EXERCISE DIRECTIONS: Under this task are some entries; return every one of them exactly.

# START OF DATA

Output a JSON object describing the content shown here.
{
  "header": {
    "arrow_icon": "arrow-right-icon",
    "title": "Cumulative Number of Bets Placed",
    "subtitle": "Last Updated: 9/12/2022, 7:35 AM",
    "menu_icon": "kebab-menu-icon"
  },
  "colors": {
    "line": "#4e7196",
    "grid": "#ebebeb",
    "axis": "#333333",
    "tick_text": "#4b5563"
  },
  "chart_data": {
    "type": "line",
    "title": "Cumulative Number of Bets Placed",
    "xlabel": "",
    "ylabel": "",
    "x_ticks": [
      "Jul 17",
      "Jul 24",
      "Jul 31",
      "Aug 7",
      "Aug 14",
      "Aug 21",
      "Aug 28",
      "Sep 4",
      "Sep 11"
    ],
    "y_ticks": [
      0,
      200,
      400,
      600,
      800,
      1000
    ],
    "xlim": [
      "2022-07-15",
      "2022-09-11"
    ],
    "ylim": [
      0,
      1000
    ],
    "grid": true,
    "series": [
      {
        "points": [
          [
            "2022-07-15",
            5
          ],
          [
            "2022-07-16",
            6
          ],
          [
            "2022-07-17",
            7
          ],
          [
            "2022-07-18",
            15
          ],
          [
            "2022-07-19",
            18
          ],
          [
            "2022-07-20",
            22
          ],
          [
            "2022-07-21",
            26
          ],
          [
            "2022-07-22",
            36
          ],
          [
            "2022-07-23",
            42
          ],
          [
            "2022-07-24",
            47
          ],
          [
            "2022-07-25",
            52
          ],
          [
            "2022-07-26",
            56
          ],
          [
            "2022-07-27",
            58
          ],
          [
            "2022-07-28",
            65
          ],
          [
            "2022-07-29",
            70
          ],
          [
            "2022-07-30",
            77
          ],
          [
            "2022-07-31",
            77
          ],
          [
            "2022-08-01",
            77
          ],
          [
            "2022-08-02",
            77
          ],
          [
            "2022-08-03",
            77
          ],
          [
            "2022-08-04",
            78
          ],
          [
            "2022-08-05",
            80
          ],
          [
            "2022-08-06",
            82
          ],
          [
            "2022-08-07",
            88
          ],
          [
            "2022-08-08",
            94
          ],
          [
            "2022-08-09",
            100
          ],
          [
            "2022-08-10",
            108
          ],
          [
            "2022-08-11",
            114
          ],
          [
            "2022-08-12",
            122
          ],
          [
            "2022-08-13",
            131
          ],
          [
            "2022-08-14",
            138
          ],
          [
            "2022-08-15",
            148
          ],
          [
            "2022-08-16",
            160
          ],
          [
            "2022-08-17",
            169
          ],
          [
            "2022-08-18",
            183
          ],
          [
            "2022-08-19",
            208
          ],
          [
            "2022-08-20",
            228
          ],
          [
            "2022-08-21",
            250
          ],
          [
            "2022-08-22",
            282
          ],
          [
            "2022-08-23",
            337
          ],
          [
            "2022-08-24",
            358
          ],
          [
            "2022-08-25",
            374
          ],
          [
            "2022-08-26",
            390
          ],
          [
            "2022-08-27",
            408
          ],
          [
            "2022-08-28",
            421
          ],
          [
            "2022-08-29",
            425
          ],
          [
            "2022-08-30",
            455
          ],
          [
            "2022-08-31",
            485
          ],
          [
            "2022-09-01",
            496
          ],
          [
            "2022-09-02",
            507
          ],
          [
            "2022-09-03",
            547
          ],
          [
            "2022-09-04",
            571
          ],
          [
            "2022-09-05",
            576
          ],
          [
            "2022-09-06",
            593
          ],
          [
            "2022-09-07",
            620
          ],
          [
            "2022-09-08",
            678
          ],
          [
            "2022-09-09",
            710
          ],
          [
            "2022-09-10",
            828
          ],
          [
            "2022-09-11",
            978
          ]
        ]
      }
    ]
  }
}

# END OF DATA

ANSWER TO THE EXERCISE:
Output a JSON object describing the content shown here.
{
  "header": {
    "arrow_icon": "arrow-right-icon",
    "title": "Cumulative Number of Bets Placed",
    "subtitle": "Last Updated: 9/12/2022, 7:35 AM",
    "menu_icon": "kebab-menu-icon"
  },
  "colors": {
    "line": "#4e7196",
    "grid": "#ebebeb",
    "axis": "#333333",
    "tick_text": "#4b5563"
  },
  "chart_data": {
    "type": "line",
    "title": "Cumulative Number of Bets Placed",
    "xlabel": "",
    "ylabel": "",
    "x_ticks": [
      "Jul 17",
      "Jul 24",
      "Jul 31",
      "Aug 7",
      "Aug 14",
      "Aug 21",
      "Aug 28",
      "Sep 4",
      "Sep 11"
    ],
    "y_ticks": [
      0,
      200,
      400,
      600,
      800,
      1000
    ],
    "xlim": [
      "2022-07-15",
      "2022-09-11"
    ],
    "ylim": [
      0,
      1000
    ],
    "grid": true,
    "series": [
      {
        "points": [
          [
            "2022-07-15",
            5
          ],
          [
            "2022-07-16",
            6
          ],
          [
            "2022-07-17",
            7
          ],
          [
            "2022-07-18",
            15
          ],
          [
            "2022-07-19",
            18
          ],
          [
            "2022-07-20",
            22
          ],
          [
            "2022-07-21",
            26
          ],
          [
            "2022-07-22",
            36
          ],
          [
            "2022-07-23",
            42
          ],
          [
            "2022-07-24",
            47
          ],
          [
            "2022-07-25",
            52
          ],
          [
            "2022-07-26",
            56
          ],
          [
            "2022-07-27",
            58
          ],
          [
            "2022-07-28",
            65
          ],
          [
            "2022-07-29",
            70
          ],
          [
            "2022-07-30",
            77
          ],
          [
            "2022-07-31",
            77
          ],
          [
            "2022-08-01",
            77
          ],
          [
            "2022-08-02",
            77
          ],
          [
            "2022-08-03",
            77
          ],
          [
            "2022-08-04",
            78
          ],
          [
            "2022-08-05",
            80
          ],
          [
            "2022-08-06",
            82
          ],
          [
            "2022-08-07",
            88
          ],
          [
            "2022-08-08",
            94
          ],
          [
            "2022-08-09",
            100
          ],
          [
            "2022-08-10",
            108
          ],
          [
            "2022-08-11",
            114
          ],
          [
            "2022-08-12",
            122
          ],
          [
            "2022-08-13",
            131
          ],
          [
            "2022-08-14",
            138
          ],
          [
            "2022-08-15",
            148
          ],
          [
            "2022-08-16",
            160
          ],
          [
            "2022-08-17",
            169
          ],
          [
            "2022-08-18",
            183
          ],
          [
            "2022-08-19",
            208
          ],
          [
            "2022-08-20",
            228
          ],
          [
            "2022-08-21",
            250
          ],
          [
            "2022-08-22",
            282
          ],
          [
            "2022-08-23",
            337
          ],
          [
            "2022-08-24",
            358
          ],
          [
            "2022-08-25",
            374
          ],
          [
            "2022-08-26",
            390
          ],
          [
            "2022-08-27",
            408
          ],
          [
            "2022-08-28",
            421
          ],
          [
            "2022-08-29",
            425
          ],
          [
            "2022-08-30",
            455
          ],
          [
            "2022-08-31",
            485
          ],
          [
            "2022-09-01",
            496
          ],
          [
            "2022-09-02",
            507
          ],
          [
            "2022-09-03",
            547
          ],
          [
            "2022-09-04",
            571
          ],
          [
            "2022-09-05",
            576
          ],
          [
            "2022-09-06",
            593
          ],
          [
            "2022-09-07",
            620
          ],
          [
            "2022-09-08",
            678
          ],
          [
            "2022-09-09",
            710
          ],
          [
            "2022-09-10",
            828
          ],
          [
            "2022-09-11",
            978
          ]
        ]
      }
    ]
  }
}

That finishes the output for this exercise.